◆ RECORDS SUPPLIED:
-- begin --

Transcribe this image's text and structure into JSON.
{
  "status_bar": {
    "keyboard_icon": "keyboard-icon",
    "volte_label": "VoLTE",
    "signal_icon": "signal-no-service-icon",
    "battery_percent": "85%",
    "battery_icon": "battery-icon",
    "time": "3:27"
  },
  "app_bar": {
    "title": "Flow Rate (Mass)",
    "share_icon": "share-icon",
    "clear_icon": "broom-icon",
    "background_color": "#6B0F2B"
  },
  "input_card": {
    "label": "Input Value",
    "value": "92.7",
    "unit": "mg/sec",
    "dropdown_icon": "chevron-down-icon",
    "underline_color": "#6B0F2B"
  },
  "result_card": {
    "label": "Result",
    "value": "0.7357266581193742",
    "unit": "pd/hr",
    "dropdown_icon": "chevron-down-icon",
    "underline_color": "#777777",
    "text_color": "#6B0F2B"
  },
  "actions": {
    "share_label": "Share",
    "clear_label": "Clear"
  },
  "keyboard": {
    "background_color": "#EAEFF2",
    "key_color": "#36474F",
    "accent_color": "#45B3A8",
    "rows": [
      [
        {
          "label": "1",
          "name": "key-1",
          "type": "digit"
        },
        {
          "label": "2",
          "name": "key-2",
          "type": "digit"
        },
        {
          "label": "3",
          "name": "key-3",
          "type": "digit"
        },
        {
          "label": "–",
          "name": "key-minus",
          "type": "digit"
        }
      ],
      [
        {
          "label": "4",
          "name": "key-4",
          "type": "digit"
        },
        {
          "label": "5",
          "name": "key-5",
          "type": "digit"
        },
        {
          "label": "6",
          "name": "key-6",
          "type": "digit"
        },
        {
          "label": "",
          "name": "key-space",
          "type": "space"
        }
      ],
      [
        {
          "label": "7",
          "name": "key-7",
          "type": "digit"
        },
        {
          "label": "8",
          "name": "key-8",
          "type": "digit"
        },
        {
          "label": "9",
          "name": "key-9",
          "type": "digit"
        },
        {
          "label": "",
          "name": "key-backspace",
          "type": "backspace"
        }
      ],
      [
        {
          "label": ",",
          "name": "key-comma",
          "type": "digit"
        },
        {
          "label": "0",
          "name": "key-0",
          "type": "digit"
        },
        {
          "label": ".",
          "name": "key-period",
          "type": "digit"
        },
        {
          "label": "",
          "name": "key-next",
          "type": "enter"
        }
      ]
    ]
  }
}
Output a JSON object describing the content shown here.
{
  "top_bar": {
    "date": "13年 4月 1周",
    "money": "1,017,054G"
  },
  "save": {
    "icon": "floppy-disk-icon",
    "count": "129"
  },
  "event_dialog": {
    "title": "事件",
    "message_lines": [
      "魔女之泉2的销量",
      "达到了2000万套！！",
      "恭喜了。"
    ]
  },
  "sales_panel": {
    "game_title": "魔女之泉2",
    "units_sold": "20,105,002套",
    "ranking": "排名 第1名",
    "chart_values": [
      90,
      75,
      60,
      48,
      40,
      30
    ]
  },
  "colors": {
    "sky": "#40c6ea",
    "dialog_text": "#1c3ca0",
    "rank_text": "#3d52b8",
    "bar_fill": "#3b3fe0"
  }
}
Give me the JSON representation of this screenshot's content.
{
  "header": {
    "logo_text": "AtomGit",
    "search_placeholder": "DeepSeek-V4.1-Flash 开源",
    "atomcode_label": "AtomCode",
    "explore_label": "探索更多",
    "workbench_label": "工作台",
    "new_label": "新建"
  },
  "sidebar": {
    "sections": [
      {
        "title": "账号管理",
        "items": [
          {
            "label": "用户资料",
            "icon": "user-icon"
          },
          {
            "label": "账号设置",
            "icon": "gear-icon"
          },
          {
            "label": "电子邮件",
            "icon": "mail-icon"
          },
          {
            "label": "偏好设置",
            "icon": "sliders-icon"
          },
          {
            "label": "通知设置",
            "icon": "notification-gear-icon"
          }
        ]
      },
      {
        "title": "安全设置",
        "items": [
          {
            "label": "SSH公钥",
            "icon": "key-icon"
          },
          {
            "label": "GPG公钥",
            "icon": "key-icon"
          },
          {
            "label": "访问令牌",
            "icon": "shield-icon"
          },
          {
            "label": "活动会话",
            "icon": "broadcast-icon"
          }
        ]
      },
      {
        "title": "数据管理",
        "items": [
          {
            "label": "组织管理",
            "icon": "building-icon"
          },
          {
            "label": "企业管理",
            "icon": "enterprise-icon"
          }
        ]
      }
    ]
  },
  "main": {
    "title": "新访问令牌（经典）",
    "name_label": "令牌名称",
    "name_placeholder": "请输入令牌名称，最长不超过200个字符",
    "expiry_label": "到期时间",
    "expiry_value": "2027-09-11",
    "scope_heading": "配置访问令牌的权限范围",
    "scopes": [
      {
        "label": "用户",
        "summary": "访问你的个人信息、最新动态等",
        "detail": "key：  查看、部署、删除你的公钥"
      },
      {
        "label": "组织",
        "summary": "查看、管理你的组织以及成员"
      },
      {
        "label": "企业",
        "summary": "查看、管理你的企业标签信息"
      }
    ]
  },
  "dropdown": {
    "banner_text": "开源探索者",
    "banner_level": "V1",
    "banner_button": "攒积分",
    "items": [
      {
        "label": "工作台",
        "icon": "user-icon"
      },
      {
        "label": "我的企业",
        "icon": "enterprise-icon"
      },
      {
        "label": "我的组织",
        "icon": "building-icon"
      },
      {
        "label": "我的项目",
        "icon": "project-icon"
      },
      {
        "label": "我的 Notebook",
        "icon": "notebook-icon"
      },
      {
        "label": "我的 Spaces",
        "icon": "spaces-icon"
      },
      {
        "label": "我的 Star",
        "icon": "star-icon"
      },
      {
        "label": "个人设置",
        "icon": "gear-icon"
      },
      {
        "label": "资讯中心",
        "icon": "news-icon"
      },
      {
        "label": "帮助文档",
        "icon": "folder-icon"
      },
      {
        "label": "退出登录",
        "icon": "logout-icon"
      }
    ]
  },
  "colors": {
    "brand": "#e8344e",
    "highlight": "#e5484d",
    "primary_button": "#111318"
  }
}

-- end --

◆ REQUIREMENT: From the first line to the last, please quote the material above exactly.

◆ FULL ANSWER:
Transcribe this image's text and structure into JSON.
{
  "status_bar": {
    "keyboard_icon": "keyboard-icon",
    "volte_label": "VoLTE",
    "signal_icon": "signal-no-service-icon",
    "battery_percent": "85%",
    "battery_icon": "battery-icon",
    "time": "3:27"
  },
  "app_bar": {
    "title": "Flow Rate (Mass)",
    "share_icon": "share-icon",
    "clear_icon": "broom-icon",
    "background_color": "#6B0F2B"
  },
  "input_card": {
    "label": "Input Value",
    "value": "92.7",
    "unit": "mg/sec",
    "dropdown_icon": "chevron-down-icon",
    "underline_color": "#6B0F2B"
  },
  "result_card": {
    "label": "Result",
    "value": "0.7357266581193742",
    "unit": "pd/hr",
    "dropdown_icon": "chevron-down-icon",
    "underline_color": "#777777",
    "text_color": "#6B0F2B"
  },
  "actions": {
    "share_label": "Share",
    "clear_label": "Clear"
  },
  "keyboard": {
    "background_color": "#EAEFF2",
    "key_color": "#36474F",
    "accent_color": "#45B3A8",
    "rows": [
      [
        {
          "label": "1",
          "name": "key-1",
          "type": "digit"
        },
        {
          "label": "2",
          "name": "key-2",
          "type": "digit"
        },
        {
          "label": "3",
          "name": "key-3",
          "type": "digit"
        },
        {
          "label": "–",
          "name": "key-minus",
          "type": "digit"
        }
      ],
      [
        {
          "label": "4",
          "name": "key-4",
          "type": "digit"
        },
        {
          "label": "5",
          "name": "key-5",
          "type": "digit"
        },
        {
          "label": "6",
          "name": "key-6",
          "type": "digit"
        },
        {
          "label": "",
          "name": "key-space",
          "type": "space"
        }
      ],
      [
        {
          "label": "7",
          "name": "key-7",
          "type": "digit"
        },
        {
          "label": "8",
          "name": "key-8",
          "type": "digit"
        },
        {
          "label": "9",
          "name": "key-9",
          "type": "digit"
        },
        {
          "label": "",
          "name": "key-backspace",
          "type": "backspace"
        }
      ],
      [
        {
          "label": ",",
          "name": "key-comma",
          "type": "digit"
        },
        {
          "label": "0",
          "name": "key-0",
          "type": "digit"
        },
        {
          "label": ".",
          "name": "key-period",
          "type": "digit"
        },
        {
          "label": "",
          "name": "key-next",
          "type": "enter"
        }
      ]
    ]
  }
}
Output a JSON object describing the content shown here.
{
  "top_bar": {
    "date": "13年 4月 1周",
    "money": "1,017,054G"
  },
  "save": {
    "icon": "floppy-disk-icon",
    "count": "129"
  },
  "event_dialog": {
    "title": "事件",
    "message_lines": [
      "魔女之泉2的销量",
      "达到了2000万套！！",
      "恭喜了。"
    ]
  },
  "sales_panel": {
    "game_title": "魔女之泉2",
    "units_sold": "20,105,002套",
    "ranking": "排名 第1名",
    "chart_values": [
      90,
      75,
      60,
      48,
      40,
      30
    ]
  },
  "colors": {
    "sky": "#40c6ea",
    "dialog_text": "#1c3ca0",
    "rank_text": "#3d52b8",
    "bar_fill": "#3b3fe0"
  }
}
Give me the JSON representation of this screenshot's content.
{
  "header": {
    "logo_text": "AtomGit",
    "search_placeholder": "DeepSeek-V4.1-Flash 开源",
    "atomcode_label": "AtomCode",
    "explore_label": "探索更多",
    "workbench_label": "工作台",
    "new_label": "新建"
  },
  "sidebar": {
    "sections": [
      {
        "title": "账号管理",
        "items": [
          {
            "label": "用户资料",
            "icon": "user-icon"
          },
          {
            "label": "账号设置",
            "icon": "gear-icon"
          },
          {
            "label": "电子邮件",
            "icon": "mail-icon"
          },
          {
            "label": "偏好设置",
            "icon": "sliders-icon"
          },
          {
            "label": "通知设置",
            "icon": "notification-gear-icon"
          }
        ]
      },
      {
        "title": "安全设置",
        "items": [
          {
            "label": "SSH公钥",
            "icon": "key-icon"
          },
          {
            "label": "GPG公钥",
            "icon": "key-icon"
          },
          {
            "label": "访问令牌",
            "icon": "shield-icon"
          },
          {
            "label": "活动会话",
            "icon": "broadcast-icon"
          }
        ]
      },
      {
        "title": "数据管理",
        "items": [
          {
            "label": "组织管理",
            "icon": "building-icon"
          },
          {
            "label": "企业管理",
            "icon": "enterprise-icon"
          }
        ]
      }
    ]
  },
  "main": {
    "title": "新访问令牌（经典）",
    "name_label": "令牌名称",
    "name_placeholder": "请输入令牌名称，最长不超过200个字符",
    "expiry_label": "到期时间",
    "expiry_value": "2027-09-11",
    "scope_heading": "配置访问令牌的权限范围",
    "scopes": [
      {
        "label": "用户",
        "summary": "访问你的个人信息、最新动态等",
        "detail": "key：  查看、部署、删除你的公钥"
      },
      {
        "label": "组织",
        "summary": "查看、管理你的组织以及成员"
      },
      {
        "label": "企业",
        "summary": "查看、管理你的企业标签信息"
      }
    ]
  },
  "dropdown": {
    "banner_text": "开源探索者",
    "banner_level": "V1",
    "banner_button": "攒积分",
    "items": [
      {
        "label": "工作台",
        "icon": "user-icon"
      },
      {
        "label": "我的企业",
        "icon": "enterprise-icon"
      },
      {
        "label": "我的组织",
        "icon": "building-icon"
      },
      {
        "label": "我的项目",
        "icon": "project-icon"
      },
      {
        "label": "我的 Notebook",
        "icon": "notebook-icon"
      },
      {
        "label": "我的 Spaces",
        "icon": "spaces-icon"
      },
      {
        "label": "我的 Star",
        "icon": "star-icon"
      },
      {
        "label": "个人设置",
        "icon": "gear-icon"
      },
      {
        "label": "资讯中心",
        "icon": "news-icon"
      },
      {
        "label": "帮助文档",
        "icon": "folder-icon"
      },
      {
        "label": "退出登录",
        "icon": "logout-icon"
      }
    ]
  },
  "colors": {
    "brand": "#e8344e",
    "highlight": "#e5484d",
    "primary_button": "#111318"
  }
}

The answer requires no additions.